**Exercise requirements**
- A) Translate this sentence from the article on youth employment into French: "Guidance needs to begin earlier, in the lower-secondary level (ages 13–15)."
- B) In the article on youth employment, how much does the Prince's Trust 2010 update estimate youth unemployment costs the U.K. economy each week in benefits payments and lost productivity?
- C) Continue the article on youth employment from where it stops.

**Passage**
'''
The Youth Employment Challenge
- By Felix Kugel
- Nov. 14 2012 00:00
Vice-president and Managing Director
ManpowerGroup Russia & CIS
As a series of demographic and economic shifts intensely converge, creating what ManpowerGroup identified the "Human Age," a range of population groups are being alienated from work opportunities in the global economy. Young workers are most affected and have been labeled a lost generation of workers.
Scholars say that young people who have difficulty integrating into the world of work suffer lifelong psychological scarring that diminishes their resiliency and ability to thrive in a dynamic and demanding workplace.
A 2007 study by the Prince's Trust ( the U.K. charity organization) called The Cost of Exclusion cites evidence of long-term impact of youth unemployment: Every 3 months of unemployment at age 22 is associated with an additional 1.3 months of unemployment between age 28 and 33. Persons who experience 26 months of unemployment before age 22 typically earn$1,400–$1,650 less than their peers at age 26, and $1,050–$1,150 less at age 30. A similar study recently cited in The Economist suggested that men who experience a year of unemployment before age 23 will earn 23 percent less than their peers 10 years later, and 16 percent less 20 years later.
Extended unemployment also contributes to poverty and its lifestyle deficits—cognitive, health, nutrition and psychological issues. Chronic unemployment relates to criminal behavior.
Moreover, underemployed youth is a fiscal challenge. The Prince's Trust 2010 update to The Cost of Exclusion estimates that youth unemployment costs the U.K. economy more than $247 million per week in benefits payments and lost productivity, not including the costs of youth-associated crime—another $37 million per week. The study calculates that the lifetime cost of educational underachievement for today's 17–24 year olds will be $35 billion.
Today's economics demand urgent solutions to boost job creation and to improve young people's access to those jobs. ManpowerGroup offers a framework and rationale for business investment and action to help create innovative, effective, and sustainable solutions for employing more young workers. Below, ManpowerGroup identifies specific actions, informed by our own 64 years of experience in the World of Work, that employers can take now.
Investments to Improve Information Resources for Youth
Many young people stumble in their initial career steps due to poor information about the world of work, leading to poor choices about education and careers. High quality career guidance helps youth make better-informed decisions about their future, related to selecting academic/vocational programs, completing high school, and education and work.
However, most career guidance programs suffer from poor funding, under-qualified instructors, and lack of access to timely and relevant labor market information. Guidance needs to begin earlier, in the lower-secondary level (ages 13–15). Employers can partner with schools to improve the quality and delivery of career services for young people as they are making important decisions about their future.
'''
**Record set**
'''
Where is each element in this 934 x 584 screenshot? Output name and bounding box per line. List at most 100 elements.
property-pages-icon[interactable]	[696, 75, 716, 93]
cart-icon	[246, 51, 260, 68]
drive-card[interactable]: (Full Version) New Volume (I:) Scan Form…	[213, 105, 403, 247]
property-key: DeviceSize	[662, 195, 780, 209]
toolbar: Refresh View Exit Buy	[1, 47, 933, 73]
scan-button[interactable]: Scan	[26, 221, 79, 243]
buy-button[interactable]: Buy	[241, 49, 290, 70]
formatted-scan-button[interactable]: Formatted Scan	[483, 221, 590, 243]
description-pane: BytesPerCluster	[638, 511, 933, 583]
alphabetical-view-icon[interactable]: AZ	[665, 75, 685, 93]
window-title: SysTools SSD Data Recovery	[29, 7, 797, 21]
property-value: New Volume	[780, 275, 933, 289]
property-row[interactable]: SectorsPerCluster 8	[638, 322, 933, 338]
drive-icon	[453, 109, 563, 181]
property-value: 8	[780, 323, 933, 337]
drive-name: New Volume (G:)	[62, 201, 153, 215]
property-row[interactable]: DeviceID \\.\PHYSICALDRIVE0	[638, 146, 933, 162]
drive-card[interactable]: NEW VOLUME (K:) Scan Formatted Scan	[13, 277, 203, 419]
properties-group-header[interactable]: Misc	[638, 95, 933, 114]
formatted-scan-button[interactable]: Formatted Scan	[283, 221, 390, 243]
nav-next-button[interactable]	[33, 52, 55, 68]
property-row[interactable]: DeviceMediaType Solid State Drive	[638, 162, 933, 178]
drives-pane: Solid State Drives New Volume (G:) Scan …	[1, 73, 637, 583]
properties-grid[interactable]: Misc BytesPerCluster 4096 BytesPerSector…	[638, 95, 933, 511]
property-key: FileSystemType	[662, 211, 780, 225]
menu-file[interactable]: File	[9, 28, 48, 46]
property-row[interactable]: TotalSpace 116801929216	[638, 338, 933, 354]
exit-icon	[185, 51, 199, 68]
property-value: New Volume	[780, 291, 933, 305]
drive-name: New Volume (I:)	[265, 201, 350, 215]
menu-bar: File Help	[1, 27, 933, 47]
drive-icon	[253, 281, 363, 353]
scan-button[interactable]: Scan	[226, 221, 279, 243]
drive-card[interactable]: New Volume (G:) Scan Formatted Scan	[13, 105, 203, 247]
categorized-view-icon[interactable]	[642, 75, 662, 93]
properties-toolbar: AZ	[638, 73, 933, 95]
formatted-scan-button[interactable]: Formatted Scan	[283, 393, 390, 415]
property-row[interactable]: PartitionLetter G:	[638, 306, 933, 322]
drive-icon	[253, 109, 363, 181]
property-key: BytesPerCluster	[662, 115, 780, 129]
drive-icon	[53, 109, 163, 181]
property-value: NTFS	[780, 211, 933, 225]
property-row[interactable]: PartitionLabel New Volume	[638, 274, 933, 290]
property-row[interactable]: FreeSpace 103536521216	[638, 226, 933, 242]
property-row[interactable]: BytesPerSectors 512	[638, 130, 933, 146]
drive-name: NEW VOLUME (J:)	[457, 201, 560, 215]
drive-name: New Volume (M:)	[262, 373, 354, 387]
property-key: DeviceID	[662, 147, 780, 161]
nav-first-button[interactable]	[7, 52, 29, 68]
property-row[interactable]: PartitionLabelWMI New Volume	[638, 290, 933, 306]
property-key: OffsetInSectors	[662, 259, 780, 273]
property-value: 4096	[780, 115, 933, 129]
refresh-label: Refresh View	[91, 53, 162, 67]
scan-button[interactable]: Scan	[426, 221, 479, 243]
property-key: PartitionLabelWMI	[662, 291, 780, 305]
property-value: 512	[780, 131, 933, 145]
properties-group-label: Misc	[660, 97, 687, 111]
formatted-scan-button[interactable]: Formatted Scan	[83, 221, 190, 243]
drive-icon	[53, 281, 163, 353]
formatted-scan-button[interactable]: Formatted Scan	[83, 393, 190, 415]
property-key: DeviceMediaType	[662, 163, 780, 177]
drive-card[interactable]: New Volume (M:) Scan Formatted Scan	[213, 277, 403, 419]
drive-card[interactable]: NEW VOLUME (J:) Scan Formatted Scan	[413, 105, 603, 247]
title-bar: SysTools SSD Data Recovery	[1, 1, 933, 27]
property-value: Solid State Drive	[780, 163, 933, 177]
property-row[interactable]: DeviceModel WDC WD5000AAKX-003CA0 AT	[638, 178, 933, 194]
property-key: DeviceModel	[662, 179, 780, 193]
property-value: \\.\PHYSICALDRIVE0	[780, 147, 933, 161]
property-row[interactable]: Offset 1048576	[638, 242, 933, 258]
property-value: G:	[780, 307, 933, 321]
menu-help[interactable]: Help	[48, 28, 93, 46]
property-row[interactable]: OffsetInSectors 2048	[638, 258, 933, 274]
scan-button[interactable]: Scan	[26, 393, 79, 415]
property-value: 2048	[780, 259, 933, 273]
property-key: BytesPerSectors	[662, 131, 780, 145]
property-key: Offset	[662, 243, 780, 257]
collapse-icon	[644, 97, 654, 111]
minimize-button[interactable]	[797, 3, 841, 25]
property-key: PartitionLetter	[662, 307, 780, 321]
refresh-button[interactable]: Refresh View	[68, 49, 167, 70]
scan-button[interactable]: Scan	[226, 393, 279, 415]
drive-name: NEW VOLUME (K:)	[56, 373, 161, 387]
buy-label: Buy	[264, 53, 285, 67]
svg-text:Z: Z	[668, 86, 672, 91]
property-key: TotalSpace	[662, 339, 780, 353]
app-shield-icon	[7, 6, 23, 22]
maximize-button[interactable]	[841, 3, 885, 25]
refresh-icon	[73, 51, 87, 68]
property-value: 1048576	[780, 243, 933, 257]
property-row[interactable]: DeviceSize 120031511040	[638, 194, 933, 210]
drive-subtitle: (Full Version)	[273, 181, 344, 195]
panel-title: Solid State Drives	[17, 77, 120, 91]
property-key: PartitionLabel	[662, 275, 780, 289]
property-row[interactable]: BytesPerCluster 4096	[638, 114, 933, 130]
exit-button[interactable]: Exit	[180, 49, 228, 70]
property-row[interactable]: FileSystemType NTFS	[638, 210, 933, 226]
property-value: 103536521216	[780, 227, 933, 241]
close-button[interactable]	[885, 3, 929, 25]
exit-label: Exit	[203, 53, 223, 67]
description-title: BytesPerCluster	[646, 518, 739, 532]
'''
**Results of the exercise**
- A) L'orientation doit commencer plus tôt, dès le premier cycle du secondaire (13 à 15 ans).

- B) More than $247 million per week.

- C)
Participate in Career Guidance Programs for Youth Still in School
One of the simplest and most direct things that employers can do is partner with schools and vocational institutions to increase young people's exposure to the World of Work. They can volunteer as classroom visitors and deliver courses such as those developed by Junior Achievement (www.ja.org). They can provide speakers and participants for related activities such as career days and job shadowing. For many youth, business leaders can serve as role models and as an inspiration to set more ambitious goals for themselves.
Without waiting for the implementation of more ambitious curricula reform agendas, employers can use their influence to encourage schools to adopt courses that help young people navigate the job-search process and build key employability skills relevant to the workplace. They can advise on the importance of these programs in contributing to the success of entry-level workers, consult on the selection of off-the-shelf curricula, and assist in designing new curriculum content.
Support Information Projects That Provide Career and Labor Market Information for Young Job Seekers
Internet, mobile devices, and social networking technology provides young people with more transparent access to labor market information while also maximizing the recruitment reach of employers. Employers have an opportunity to reach beyond the job-board model while still working proactively with emerging job information services and platforms popular with youth, such as mobile phones/texting and smartphone-based applications, in order to connect with young people more efficiently. Employers can also cooperate with special programs and initiatives that are designed to give youth a deeper understanding of overall career trends and opportunities.
Promote a More Positive Image for Vocational Education
Young people, especially those disenchanted with an academic education and in danger of dropping out of school, need to understand the high demand that exists, and the competitive salaries available, for skilled and well-prepared vocational and technical personnel. Young people can be inspired by a vision of vocational career paths that include entrepreneurship and small business formation based on technical and trades expertise, as well as the possibilities for academic re-entry in technical, engineering, and other Science, Technology, Engineering and Math (STEM) programs at a later career stage.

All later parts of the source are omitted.